[Saved entries]

----

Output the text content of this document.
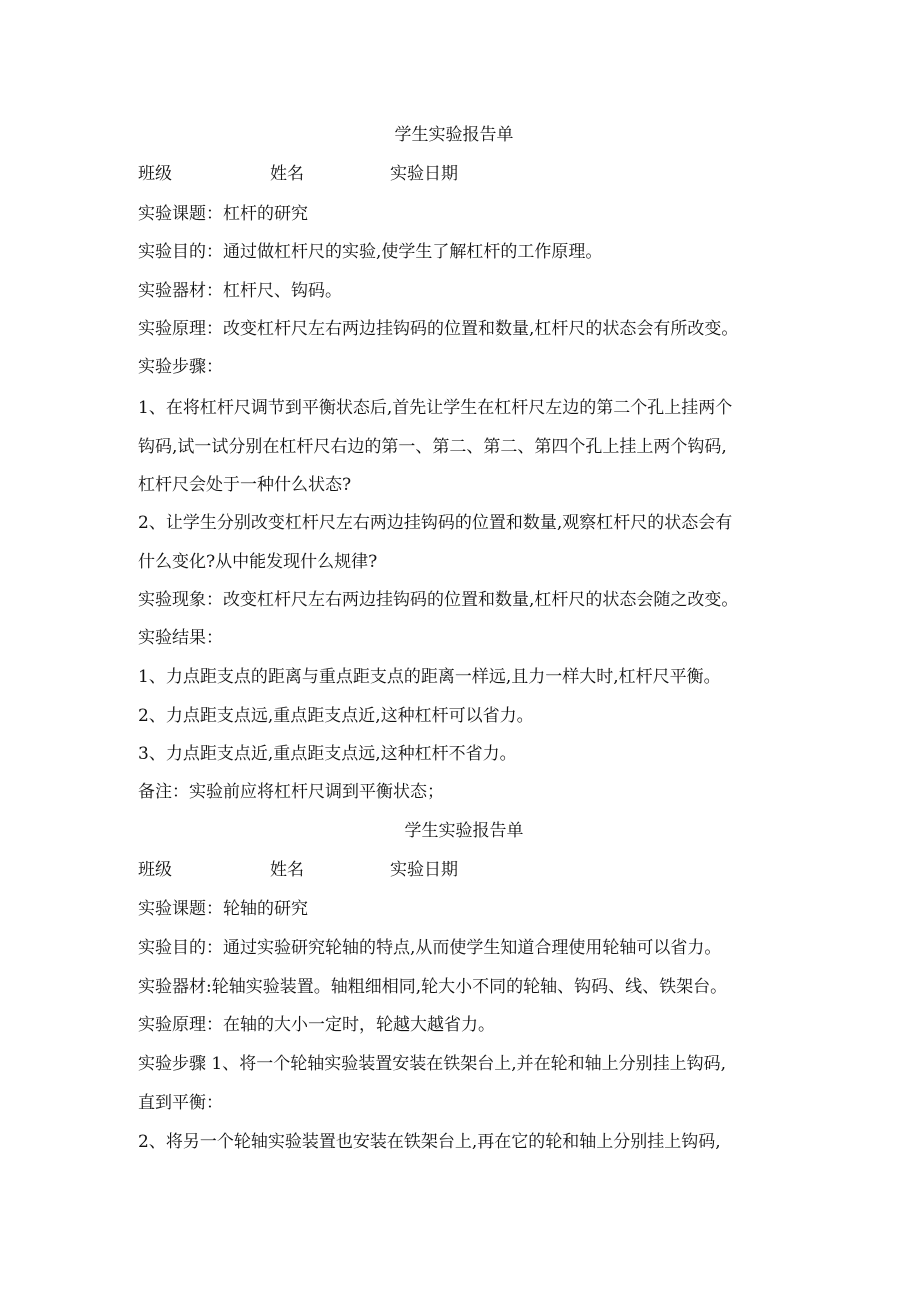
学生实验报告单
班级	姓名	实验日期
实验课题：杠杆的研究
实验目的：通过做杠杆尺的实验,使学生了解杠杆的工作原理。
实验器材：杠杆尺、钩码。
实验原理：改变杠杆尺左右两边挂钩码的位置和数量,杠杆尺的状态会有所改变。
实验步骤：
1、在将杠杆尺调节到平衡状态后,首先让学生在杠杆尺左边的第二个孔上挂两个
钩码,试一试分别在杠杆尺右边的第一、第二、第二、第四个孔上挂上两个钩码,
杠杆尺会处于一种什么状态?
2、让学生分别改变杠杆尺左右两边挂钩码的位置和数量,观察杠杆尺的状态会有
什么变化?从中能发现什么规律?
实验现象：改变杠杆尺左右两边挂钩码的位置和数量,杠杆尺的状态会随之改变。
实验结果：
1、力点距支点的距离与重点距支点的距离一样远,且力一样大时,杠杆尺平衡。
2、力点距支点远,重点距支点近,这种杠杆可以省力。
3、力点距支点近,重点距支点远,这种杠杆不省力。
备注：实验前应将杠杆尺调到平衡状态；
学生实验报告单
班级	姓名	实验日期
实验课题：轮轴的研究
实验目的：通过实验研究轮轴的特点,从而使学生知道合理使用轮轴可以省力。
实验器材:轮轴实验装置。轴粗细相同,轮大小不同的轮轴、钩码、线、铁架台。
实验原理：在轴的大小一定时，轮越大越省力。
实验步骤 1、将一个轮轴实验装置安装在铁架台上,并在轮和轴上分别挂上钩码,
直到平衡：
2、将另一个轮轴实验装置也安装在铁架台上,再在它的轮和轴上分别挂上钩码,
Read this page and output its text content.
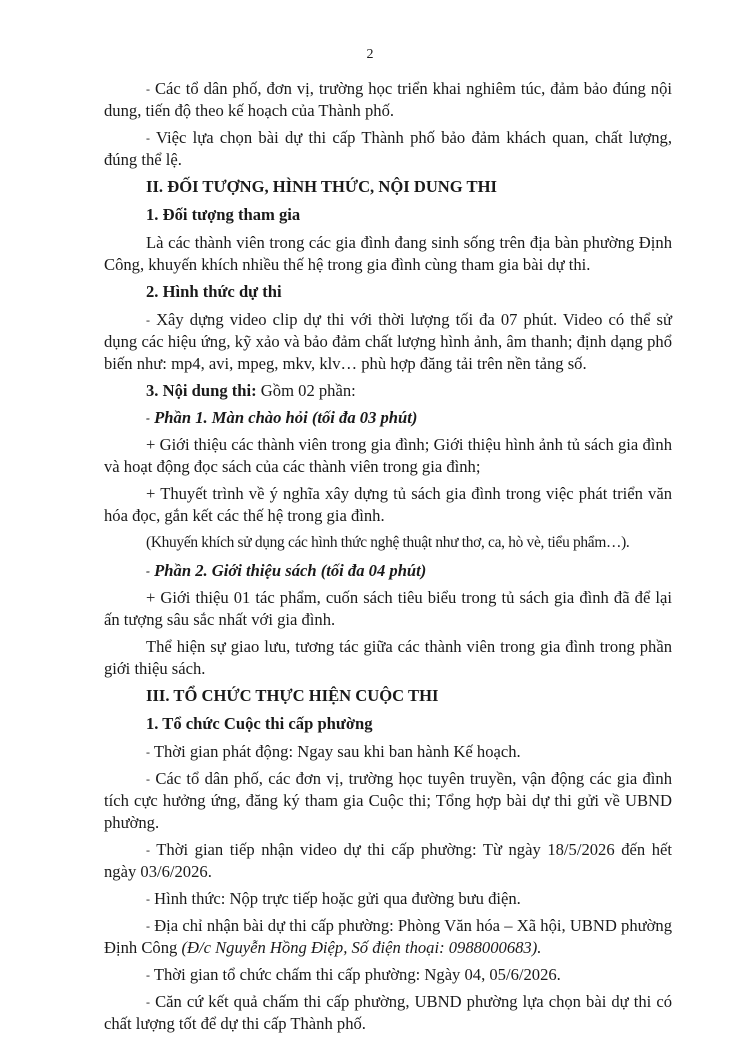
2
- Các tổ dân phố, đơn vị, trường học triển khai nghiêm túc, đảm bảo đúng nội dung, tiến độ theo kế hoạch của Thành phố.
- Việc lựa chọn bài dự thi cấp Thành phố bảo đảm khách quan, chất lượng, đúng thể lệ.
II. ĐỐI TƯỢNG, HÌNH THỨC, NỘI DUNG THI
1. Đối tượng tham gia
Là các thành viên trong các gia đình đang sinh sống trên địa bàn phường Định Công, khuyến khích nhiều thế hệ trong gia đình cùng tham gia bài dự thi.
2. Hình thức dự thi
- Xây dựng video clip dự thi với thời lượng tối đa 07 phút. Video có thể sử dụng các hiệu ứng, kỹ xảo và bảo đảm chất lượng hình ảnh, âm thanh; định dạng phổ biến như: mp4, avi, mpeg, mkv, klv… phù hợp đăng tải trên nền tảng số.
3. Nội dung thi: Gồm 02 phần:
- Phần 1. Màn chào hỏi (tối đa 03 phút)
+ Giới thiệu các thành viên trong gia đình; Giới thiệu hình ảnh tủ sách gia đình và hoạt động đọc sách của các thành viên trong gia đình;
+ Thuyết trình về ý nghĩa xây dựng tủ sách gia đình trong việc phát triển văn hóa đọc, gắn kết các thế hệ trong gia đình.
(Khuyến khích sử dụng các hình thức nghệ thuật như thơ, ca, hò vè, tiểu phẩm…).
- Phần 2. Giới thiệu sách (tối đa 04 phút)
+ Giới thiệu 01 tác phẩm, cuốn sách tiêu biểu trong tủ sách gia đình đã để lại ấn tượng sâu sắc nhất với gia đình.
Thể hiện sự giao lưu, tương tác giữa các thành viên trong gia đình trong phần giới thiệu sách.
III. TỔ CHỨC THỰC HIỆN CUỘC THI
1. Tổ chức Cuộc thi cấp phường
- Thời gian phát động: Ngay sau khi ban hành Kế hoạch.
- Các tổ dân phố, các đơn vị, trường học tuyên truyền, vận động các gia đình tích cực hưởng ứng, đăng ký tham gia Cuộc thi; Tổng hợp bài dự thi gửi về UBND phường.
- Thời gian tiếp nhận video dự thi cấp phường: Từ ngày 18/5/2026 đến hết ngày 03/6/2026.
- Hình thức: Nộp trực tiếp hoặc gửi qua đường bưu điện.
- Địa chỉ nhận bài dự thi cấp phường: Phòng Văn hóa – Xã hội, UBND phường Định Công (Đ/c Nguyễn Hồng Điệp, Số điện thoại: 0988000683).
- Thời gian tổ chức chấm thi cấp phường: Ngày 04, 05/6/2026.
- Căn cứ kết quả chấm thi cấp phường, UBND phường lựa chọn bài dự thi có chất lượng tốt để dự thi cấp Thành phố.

----

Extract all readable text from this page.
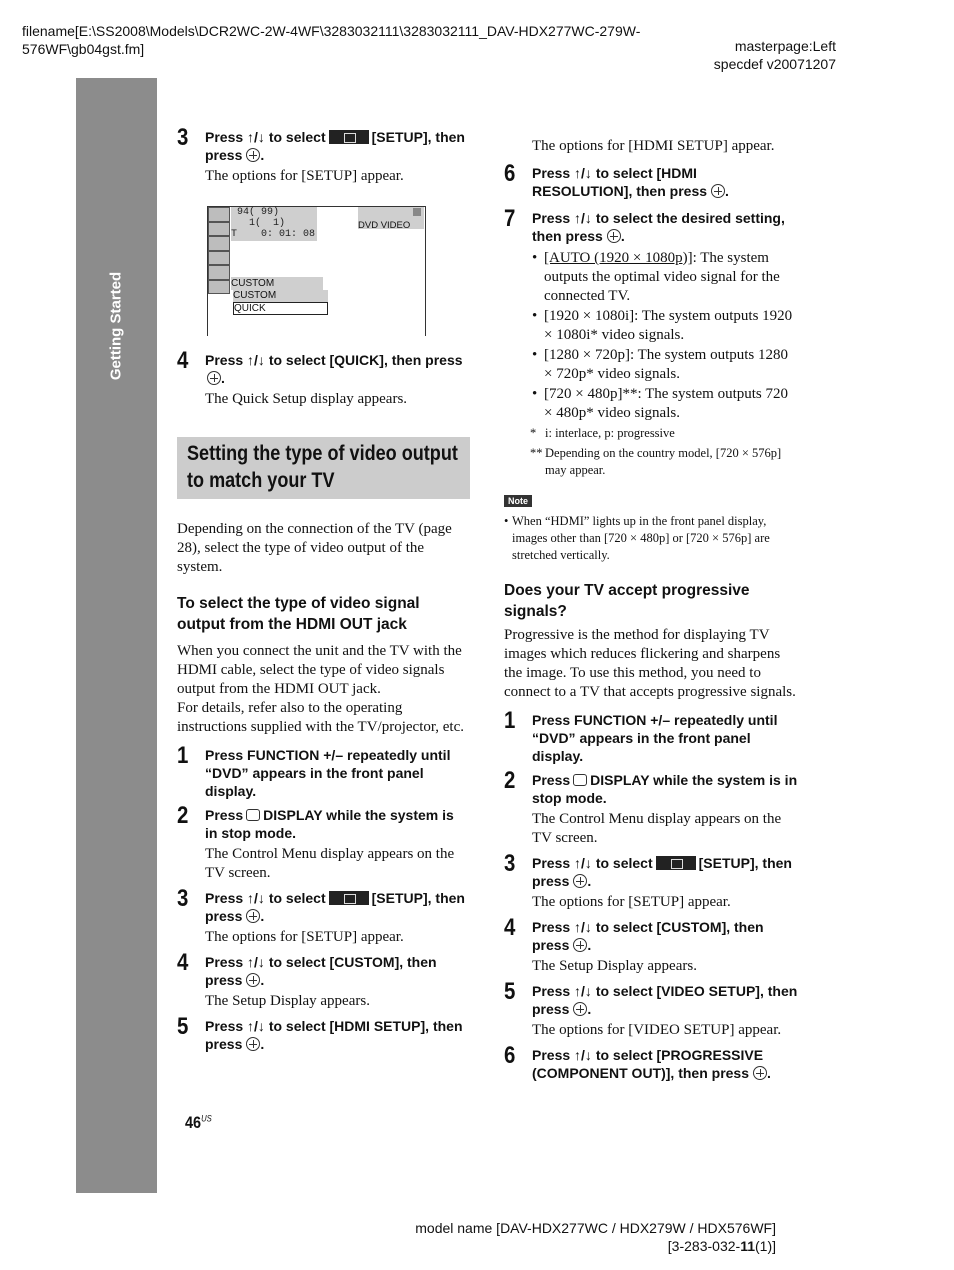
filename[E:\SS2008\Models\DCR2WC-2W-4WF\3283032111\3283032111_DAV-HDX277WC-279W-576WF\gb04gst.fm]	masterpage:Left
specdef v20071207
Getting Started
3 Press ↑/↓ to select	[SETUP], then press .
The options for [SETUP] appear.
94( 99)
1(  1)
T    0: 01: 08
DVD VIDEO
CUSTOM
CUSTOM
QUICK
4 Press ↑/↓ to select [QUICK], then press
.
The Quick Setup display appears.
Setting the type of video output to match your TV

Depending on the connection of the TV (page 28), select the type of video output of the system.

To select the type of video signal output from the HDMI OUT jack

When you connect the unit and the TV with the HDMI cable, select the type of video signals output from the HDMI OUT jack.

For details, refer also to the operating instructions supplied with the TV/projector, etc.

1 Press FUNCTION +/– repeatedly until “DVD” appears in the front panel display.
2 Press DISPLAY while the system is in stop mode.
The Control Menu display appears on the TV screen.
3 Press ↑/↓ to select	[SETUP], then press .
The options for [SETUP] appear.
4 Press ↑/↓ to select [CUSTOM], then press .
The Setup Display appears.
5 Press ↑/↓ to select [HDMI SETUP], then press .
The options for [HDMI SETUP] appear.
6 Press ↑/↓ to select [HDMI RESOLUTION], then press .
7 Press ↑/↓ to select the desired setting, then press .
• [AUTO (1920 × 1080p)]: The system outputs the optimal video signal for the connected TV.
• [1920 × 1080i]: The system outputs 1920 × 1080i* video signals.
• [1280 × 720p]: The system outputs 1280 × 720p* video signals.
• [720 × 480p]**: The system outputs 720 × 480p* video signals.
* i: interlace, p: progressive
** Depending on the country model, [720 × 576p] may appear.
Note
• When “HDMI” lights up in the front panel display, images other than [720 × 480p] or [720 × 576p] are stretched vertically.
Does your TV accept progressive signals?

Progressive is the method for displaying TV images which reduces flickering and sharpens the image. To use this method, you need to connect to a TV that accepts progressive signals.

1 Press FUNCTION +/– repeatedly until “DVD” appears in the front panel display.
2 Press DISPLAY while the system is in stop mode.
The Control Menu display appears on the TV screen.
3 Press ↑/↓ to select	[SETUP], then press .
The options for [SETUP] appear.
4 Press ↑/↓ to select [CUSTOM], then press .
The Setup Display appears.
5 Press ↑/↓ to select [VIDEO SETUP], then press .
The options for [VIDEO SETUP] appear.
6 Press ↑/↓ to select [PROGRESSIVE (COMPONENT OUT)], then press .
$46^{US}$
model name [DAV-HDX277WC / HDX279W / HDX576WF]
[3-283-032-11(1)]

----

* WHAT IS EXPECTED *
Find every line holding the word "nhận"; give their count and nothing else.

* IN RESPONSE *
2